TASK OBJECTIVE
Lines containing the string "Dynamische" are to be counted; report the total by itself.

┏━━

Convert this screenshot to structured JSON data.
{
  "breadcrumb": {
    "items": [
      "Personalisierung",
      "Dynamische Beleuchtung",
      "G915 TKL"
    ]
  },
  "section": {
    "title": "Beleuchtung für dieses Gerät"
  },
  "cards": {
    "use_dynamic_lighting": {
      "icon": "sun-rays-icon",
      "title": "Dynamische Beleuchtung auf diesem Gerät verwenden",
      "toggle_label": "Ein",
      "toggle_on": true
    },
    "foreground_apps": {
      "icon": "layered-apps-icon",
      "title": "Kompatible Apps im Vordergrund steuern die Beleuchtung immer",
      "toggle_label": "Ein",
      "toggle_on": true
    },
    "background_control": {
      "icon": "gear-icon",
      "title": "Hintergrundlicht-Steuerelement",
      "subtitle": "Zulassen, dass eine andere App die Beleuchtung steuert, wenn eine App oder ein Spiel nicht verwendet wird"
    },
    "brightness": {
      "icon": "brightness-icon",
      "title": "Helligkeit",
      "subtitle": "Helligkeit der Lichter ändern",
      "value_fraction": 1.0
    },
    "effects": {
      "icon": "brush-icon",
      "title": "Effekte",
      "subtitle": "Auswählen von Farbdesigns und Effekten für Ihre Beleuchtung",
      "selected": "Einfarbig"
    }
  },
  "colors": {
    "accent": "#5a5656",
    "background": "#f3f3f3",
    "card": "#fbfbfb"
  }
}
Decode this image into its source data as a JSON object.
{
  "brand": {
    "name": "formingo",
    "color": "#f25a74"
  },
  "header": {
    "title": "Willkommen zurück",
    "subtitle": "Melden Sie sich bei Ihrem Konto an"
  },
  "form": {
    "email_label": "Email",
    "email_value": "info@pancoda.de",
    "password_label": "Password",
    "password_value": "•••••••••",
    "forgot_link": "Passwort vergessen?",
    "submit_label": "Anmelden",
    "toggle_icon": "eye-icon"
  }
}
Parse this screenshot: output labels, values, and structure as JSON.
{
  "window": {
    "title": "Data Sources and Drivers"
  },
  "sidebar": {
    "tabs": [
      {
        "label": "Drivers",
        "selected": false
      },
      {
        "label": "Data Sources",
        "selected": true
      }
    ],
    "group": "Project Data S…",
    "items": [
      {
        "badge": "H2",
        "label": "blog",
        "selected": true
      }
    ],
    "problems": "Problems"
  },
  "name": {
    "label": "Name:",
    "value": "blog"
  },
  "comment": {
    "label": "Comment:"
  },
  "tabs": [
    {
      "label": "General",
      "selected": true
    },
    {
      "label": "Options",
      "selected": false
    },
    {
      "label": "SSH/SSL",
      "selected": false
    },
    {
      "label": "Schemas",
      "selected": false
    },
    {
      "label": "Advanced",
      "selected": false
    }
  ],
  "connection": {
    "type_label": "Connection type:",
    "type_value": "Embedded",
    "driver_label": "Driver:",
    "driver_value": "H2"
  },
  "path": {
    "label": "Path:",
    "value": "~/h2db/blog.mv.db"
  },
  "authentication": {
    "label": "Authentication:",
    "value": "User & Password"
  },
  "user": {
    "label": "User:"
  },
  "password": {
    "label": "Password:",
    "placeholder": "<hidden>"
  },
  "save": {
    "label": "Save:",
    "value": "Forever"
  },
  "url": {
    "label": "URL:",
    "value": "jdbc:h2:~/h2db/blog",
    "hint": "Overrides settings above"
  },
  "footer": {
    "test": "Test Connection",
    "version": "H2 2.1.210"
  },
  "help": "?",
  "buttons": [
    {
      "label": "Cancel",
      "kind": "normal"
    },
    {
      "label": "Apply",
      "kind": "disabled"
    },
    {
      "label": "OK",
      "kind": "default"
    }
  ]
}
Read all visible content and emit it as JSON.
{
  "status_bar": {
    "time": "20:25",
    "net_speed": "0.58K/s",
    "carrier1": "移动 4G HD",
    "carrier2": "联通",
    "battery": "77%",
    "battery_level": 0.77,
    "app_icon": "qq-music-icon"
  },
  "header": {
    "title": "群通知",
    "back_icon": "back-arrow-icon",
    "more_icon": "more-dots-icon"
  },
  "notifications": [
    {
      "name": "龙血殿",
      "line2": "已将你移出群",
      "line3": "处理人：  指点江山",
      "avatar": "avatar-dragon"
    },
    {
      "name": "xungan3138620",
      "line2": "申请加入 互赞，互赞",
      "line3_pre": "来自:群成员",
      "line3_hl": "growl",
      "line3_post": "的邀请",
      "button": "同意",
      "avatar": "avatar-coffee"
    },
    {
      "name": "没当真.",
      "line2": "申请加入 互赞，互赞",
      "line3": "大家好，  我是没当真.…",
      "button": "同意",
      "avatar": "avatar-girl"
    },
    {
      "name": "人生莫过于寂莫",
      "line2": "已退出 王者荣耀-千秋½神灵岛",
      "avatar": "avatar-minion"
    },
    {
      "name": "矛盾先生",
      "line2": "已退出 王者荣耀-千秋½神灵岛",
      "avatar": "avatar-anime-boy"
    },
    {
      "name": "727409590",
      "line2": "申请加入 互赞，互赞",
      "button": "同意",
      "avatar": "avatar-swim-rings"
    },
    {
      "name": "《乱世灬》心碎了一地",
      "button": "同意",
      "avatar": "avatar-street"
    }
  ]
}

┗━━

FINAL RESULT
2